EXTRACTED MATERIAL »
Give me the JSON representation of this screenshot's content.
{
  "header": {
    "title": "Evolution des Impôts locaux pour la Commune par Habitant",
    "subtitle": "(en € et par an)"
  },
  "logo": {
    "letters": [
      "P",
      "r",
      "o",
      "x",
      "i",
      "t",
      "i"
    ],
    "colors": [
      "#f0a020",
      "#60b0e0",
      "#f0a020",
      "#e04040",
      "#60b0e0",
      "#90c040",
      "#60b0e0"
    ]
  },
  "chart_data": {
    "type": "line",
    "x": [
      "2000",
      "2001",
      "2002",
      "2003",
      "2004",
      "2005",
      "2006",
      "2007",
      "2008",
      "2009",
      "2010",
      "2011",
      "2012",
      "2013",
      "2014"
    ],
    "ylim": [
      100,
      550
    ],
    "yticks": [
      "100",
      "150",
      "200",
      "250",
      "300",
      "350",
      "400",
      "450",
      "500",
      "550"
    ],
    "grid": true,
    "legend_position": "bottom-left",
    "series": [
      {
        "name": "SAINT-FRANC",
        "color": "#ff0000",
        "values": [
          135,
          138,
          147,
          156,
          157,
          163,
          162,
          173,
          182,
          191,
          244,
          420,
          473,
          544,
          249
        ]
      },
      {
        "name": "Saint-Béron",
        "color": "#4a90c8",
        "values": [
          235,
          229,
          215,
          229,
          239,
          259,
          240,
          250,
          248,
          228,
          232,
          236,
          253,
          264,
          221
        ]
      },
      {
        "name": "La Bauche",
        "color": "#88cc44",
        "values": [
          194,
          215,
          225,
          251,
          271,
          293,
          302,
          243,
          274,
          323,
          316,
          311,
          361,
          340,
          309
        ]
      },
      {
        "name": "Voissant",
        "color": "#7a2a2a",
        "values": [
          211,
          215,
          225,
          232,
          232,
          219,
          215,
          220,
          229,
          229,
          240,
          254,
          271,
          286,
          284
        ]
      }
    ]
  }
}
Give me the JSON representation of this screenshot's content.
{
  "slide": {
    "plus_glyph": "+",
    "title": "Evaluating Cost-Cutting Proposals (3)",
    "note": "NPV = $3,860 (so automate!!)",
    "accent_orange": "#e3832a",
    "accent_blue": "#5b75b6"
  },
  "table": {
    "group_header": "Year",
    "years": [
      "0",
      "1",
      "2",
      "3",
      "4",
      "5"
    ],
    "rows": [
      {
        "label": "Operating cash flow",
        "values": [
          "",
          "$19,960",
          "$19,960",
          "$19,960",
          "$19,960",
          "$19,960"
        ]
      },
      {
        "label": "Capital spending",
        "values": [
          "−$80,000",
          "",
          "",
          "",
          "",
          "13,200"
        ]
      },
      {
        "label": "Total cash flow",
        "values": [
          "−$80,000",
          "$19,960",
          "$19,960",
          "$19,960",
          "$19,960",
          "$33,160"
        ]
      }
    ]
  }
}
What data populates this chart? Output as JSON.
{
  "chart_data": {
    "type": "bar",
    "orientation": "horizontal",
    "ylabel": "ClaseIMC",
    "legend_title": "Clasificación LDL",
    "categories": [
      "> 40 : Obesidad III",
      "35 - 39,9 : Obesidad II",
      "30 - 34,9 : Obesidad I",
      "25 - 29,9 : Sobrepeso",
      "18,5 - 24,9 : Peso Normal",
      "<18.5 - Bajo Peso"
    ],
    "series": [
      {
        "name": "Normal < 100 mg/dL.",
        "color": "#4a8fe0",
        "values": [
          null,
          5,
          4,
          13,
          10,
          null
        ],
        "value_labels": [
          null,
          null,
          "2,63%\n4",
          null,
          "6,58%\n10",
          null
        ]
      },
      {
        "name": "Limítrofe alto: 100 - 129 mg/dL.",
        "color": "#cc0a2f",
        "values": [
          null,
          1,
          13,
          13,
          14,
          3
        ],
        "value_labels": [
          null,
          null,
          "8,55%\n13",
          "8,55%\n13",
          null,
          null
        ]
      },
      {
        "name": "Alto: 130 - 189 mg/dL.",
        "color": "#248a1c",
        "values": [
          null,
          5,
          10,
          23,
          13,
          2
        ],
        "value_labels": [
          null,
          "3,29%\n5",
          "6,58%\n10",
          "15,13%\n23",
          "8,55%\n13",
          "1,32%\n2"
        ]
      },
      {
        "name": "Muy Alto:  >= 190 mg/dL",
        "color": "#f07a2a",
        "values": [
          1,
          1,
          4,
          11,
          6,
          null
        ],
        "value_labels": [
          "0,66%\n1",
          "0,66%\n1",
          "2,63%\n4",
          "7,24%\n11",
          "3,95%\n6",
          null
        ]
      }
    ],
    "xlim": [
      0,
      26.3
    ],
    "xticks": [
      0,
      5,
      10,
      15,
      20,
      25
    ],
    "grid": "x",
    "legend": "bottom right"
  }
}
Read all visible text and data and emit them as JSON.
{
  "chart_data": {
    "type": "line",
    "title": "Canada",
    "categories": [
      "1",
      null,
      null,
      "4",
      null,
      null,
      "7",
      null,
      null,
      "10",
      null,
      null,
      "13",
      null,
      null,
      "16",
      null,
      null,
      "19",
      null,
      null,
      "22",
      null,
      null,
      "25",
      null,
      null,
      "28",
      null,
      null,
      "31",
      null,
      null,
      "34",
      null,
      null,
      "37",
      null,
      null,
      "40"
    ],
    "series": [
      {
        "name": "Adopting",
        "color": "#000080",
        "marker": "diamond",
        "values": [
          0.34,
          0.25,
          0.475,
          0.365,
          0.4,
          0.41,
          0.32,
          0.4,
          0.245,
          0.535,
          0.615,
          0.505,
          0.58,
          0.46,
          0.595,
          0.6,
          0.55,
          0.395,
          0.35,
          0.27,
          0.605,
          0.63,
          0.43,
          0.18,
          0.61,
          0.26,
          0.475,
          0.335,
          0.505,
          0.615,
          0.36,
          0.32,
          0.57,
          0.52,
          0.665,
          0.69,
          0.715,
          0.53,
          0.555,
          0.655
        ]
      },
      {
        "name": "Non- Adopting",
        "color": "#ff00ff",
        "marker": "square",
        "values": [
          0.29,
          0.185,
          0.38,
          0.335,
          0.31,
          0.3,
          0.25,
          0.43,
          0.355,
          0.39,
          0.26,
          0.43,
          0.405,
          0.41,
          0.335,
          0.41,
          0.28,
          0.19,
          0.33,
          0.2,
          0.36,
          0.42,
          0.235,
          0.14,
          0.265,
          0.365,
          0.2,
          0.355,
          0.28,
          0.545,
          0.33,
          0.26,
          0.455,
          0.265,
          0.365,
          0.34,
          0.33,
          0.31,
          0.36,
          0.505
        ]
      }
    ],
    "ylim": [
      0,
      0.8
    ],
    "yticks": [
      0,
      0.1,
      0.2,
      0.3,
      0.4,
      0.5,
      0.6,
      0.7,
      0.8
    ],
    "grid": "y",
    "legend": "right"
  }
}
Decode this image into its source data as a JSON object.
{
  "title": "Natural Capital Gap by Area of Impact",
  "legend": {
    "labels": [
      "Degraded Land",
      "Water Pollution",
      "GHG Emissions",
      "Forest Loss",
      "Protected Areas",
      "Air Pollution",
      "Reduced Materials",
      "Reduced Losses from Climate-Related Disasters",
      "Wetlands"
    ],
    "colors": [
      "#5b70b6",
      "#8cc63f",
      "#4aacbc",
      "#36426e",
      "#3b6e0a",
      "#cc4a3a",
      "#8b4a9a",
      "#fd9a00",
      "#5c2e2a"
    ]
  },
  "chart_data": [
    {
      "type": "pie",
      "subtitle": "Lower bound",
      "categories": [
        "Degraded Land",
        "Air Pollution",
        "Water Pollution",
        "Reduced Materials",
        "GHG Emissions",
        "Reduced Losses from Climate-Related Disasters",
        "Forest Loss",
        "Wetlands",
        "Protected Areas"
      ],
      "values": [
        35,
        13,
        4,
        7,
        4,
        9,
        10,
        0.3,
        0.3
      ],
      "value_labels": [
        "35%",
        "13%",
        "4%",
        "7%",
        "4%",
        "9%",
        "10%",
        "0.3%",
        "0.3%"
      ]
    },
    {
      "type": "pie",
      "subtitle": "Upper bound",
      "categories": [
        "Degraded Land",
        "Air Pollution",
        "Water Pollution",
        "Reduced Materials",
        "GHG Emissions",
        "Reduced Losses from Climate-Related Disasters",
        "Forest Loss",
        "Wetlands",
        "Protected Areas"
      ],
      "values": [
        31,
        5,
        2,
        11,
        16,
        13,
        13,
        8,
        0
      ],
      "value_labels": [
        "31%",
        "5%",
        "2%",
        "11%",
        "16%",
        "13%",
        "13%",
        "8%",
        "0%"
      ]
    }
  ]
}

INSTRUCTIONS FOR THE TASK » Reply with nothing except the number of lines in the listing above that include "JSON".

SOLUTION TO THIS TASK » 5